The task – Copy every line from the data below in which the string "Committee" can be found.

Records for the task –
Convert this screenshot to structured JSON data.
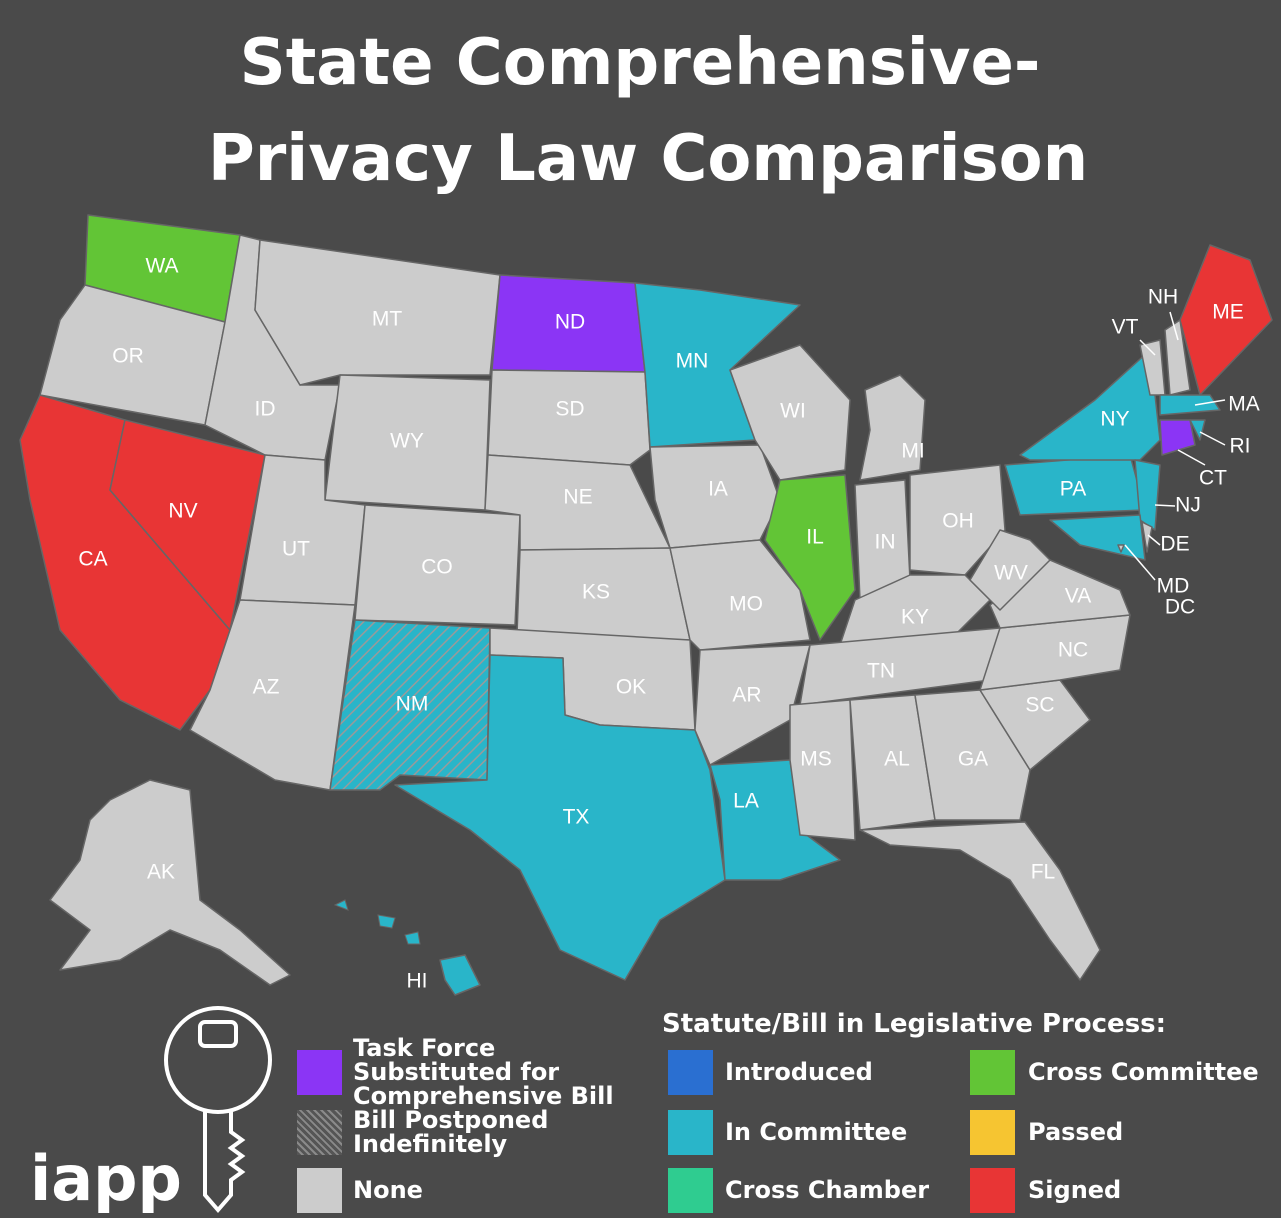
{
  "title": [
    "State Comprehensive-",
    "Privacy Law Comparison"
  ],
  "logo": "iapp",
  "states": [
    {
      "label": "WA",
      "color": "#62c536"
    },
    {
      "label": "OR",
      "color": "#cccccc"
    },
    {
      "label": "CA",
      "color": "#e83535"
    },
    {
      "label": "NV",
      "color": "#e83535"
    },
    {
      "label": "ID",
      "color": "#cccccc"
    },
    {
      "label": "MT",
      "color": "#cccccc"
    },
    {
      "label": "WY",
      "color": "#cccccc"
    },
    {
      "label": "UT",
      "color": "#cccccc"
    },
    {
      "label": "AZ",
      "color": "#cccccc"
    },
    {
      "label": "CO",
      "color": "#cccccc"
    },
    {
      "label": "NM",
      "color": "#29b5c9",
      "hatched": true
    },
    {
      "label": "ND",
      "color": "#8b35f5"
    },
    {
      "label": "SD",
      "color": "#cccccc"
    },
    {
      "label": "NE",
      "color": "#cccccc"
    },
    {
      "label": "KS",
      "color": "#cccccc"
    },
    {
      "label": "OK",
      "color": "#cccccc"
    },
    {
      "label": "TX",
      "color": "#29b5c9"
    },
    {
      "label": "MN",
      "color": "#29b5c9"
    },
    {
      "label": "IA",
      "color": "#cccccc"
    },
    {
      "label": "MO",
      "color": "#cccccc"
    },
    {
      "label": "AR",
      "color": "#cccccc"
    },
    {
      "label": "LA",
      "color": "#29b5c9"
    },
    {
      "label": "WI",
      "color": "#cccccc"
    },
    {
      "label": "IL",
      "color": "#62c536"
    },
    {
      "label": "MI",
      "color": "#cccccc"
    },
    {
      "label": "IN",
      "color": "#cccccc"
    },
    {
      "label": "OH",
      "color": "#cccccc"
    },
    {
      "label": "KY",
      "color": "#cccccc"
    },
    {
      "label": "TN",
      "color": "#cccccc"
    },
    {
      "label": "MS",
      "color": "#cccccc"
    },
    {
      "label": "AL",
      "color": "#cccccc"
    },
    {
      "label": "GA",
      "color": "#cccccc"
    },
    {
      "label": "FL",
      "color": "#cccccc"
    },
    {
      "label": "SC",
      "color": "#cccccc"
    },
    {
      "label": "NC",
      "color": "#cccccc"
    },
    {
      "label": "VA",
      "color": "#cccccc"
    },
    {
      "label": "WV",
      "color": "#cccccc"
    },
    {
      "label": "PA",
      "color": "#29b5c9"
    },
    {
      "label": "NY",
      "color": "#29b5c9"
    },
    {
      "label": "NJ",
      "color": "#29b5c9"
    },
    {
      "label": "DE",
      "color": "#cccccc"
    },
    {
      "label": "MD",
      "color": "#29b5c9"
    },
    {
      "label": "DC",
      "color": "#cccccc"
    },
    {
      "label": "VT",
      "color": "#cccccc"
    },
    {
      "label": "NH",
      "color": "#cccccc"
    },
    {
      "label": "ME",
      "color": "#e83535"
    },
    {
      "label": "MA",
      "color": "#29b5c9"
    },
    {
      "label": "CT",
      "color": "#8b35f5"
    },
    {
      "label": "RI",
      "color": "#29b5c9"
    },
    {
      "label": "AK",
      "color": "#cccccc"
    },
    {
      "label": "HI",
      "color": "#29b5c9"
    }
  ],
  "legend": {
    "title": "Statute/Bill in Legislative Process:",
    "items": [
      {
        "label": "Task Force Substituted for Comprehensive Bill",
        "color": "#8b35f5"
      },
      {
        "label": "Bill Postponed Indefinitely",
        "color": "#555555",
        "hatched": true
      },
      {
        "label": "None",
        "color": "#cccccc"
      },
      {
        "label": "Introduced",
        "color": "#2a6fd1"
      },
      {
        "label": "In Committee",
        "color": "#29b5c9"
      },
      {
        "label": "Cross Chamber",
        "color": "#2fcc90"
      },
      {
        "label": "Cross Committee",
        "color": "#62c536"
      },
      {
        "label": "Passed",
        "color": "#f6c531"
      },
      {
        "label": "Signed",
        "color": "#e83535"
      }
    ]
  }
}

--

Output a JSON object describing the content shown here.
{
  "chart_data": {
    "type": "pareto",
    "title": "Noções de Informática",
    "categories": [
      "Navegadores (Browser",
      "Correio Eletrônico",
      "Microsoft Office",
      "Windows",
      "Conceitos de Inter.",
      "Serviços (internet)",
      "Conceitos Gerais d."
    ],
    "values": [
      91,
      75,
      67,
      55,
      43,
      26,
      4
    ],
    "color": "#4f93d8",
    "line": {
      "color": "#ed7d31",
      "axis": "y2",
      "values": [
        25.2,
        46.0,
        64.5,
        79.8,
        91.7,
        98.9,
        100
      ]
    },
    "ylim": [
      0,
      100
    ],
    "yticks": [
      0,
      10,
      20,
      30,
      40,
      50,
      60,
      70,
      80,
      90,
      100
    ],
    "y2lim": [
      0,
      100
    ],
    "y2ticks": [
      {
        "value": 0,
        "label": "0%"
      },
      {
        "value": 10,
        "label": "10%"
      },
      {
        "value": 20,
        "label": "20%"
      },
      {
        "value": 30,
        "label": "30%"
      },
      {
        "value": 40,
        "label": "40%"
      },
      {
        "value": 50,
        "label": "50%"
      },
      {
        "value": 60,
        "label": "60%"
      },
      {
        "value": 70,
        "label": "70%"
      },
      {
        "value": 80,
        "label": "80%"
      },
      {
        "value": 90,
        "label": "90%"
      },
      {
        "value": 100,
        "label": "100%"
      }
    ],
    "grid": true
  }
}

Output below –
        "label": "In Committee",
        "label": "Cross Committee",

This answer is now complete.